GOAL: From the listing below, extract every line containing "肝胆外科".
── TASK DATA
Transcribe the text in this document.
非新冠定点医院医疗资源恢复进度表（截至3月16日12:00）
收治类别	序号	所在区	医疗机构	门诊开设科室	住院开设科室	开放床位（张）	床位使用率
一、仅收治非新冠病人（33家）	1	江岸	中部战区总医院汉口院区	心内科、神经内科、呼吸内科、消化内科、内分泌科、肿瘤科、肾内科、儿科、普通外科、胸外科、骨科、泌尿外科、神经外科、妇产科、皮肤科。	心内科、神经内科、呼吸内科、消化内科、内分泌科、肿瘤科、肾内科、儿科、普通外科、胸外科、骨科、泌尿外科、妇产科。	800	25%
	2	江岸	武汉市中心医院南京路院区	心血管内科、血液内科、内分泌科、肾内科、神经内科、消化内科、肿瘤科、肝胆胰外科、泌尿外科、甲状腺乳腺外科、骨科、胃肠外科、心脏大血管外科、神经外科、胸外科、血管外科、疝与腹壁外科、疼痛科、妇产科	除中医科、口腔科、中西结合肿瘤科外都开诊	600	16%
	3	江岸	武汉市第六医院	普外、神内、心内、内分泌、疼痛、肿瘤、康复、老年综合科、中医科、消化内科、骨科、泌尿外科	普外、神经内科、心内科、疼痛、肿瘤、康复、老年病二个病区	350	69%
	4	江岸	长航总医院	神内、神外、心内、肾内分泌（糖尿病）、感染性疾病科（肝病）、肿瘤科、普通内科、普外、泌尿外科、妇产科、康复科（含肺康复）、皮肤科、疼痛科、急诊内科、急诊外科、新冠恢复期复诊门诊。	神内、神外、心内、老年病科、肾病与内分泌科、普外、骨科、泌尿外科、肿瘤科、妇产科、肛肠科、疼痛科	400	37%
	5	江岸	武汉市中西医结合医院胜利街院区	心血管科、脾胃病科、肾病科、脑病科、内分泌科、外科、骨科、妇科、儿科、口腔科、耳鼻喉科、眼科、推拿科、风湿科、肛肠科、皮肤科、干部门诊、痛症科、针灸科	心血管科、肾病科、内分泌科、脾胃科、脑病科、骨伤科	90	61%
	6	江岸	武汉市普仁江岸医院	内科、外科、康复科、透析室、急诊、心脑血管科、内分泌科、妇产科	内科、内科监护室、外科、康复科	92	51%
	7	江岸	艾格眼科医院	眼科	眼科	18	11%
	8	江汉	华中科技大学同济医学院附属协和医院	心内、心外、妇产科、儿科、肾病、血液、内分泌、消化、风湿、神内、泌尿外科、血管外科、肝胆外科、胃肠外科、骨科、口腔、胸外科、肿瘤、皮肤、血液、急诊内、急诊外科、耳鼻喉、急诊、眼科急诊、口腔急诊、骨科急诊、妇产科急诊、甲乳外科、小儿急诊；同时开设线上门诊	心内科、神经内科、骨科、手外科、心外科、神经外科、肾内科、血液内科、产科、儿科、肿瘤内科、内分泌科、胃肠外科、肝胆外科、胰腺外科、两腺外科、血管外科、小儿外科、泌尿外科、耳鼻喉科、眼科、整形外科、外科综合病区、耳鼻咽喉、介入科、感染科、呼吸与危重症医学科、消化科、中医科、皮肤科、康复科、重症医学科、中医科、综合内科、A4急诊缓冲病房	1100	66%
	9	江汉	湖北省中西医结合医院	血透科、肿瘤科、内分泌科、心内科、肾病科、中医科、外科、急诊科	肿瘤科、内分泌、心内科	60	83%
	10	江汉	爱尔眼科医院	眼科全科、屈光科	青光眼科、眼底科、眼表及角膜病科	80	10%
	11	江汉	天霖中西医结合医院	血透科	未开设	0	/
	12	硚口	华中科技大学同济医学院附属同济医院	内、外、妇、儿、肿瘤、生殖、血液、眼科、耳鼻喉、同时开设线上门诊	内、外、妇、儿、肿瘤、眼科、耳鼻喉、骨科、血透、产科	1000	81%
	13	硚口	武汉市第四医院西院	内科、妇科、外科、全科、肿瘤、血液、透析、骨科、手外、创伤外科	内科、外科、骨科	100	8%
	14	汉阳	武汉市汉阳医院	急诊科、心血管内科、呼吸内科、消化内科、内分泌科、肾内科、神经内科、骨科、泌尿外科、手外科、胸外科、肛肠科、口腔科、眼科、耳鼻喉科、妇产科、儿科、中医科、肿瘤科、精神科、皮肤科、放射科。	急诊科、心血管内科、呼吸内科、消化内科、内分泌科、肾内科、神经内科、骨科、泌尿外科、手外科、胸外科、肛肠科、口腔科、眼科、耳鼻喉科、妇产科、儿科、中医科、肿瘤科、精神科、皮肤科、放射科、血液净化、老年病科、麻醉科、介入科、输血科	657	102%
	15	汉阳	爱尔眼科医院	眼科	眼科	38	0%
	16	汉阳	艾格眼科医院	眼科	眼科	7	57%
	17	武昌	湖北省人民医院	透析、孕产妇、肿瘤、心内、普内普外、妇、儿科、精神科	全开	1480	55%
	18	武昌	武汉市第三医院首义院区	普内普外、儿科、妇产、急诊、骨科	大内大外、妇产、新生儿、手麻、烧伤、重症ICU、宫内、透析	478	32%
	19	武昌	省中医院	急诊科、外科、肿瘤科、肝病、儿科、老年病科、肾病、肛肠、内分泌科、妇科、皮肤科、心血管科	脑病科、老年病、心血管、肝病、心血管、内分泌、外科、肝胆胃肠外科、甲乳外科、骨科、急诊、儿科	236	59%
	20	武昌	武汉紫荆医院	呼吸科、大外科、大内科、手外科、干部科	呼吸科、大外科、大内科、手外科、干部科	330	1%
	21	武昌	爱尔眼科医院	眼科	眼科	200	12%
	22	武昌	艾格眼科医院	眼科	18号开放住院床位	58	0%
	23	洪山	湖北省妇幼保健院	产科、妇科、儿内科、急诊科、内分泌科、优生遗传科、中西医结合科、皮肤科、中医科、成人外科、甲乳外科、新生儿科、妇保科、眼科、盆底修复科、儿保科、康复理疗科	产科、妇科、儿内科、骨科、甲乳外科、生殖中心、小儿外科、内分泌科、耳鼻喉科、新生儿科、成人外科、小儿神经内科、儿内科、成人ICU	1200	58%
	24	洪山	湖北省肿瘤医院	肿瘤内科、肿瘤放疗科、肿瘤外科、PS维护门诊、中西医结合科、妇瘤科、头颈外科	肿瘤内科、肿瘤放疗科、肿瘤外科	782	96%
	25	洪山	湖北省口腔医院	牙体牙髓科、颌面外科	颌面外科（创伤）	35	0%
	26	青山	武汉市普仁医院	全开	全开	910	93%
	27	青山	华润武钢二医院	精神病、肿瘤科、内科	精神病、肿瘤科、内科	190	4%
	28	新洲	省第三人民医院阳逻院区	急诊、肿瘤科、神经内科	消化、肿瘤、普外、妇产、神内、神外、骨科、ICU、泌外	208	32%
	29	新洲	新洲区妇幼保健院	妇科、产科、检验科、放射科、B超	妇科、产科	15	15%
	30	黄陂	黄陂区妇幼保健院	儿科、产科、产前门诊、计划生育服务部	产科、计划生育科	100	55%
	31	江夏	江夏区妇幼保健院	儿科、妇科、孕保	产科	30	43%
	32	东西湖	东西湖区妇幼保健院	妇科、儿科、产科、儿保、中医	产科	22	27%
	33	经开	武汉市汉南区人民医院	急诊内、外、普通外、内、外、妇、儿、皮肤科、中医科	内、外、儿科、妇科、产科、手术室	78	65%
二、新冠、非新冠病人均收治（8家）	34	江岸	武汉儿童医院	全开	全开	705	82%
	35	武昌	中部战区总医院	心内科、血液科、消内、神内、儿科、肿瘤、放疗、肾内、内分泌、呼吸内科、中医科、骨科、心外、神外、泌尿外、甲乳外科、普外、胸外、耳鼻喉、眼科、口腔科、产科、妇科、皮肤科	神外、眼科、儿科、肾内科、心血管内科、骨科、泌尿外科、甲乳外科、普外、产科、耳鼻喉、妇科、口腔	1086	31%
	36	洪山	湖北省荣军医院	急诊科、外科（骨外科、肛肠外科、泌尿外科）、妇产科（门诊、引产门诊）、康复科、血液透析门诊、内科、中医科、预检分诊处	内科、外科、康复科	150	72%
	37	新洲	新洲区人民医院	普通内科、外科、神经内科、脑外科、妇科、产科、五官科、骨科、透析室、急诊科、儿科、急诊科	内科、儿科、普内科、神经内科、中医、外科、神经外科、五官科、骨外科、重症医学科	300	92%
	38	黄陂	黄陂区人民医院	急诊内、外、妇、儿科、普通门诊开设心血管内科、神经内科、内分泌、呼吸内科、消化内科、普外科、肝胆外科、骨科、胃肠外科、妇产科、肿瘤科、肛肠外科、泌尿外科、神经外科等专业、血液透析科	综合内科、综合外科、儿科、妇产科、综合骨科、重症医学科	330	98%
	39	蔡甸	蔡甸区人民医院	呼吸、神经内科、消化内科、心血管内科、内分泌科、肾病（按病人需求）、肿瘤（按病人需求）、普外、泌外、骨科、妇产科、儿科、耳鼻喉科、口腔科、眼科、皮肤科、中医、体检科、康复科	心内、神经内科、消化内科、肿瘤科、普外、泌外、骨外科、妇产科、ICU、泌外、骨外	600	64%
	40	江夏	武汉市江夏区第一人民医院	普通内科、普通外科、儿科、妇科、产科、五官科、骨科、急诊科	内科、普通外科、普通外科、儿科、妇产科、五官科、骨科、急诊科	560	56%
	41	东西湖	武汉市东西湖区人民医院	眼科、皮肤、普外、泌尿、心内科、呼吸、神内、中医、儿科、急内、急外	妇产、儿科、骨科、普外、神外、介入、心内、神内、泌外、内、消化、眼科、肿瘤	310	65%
────
EXERCISE ANSWER:
	8	江汉	华中科技大学同济医学院附属协和医院	心内、心外、妇产科、儿科、肾病、血液、内分泌、消化、风湿、神内、泌尿外科、血管外科、肝胆外科、胃肠外科、骨科、口腔、胸外科、肿瘤、皮肤、血液、急诊内、急诊外科、耳鼻喉、急诊、眼科急诊、口腔急诊、骨科急诊、妇产科急诊、甲乳外科、小儿急诊；同时开设线上门诊	心内科、神经内科、骨科、手外科、心外科、神经外科、肾内科、血液内科、产科、儿科、肿瘤内科、内分泌科、胃肠外科、肝胆外科、胰腺外科、两腺外科、血管外科、小儿外科、泌尿外科、耳鼻喉科、眼科、整形外科、外科综合病区、耳鼻咽喉、介入科、感染科、呼吸与危重症医学科、消化科、中医科、皮肤科、康复科、重症医学科、中医科、综合内科、A4急诊缓冲病房	1100	66%
	38	黄陂	黄陂区人民医院	急诊内、外、妇、儿科、普通门诊开设心血管内科、神经内科、内分泌、呼吸内科、消化内科、普外科、肝胆外科、骨科、胃肠外科、妇产科、肿瘤科、肛肠外科、泌尿外科、神经外科等专业、血液透析科	综合内科、综合外科、儿科、妇产科、综合骨科、重症医学科	330	98%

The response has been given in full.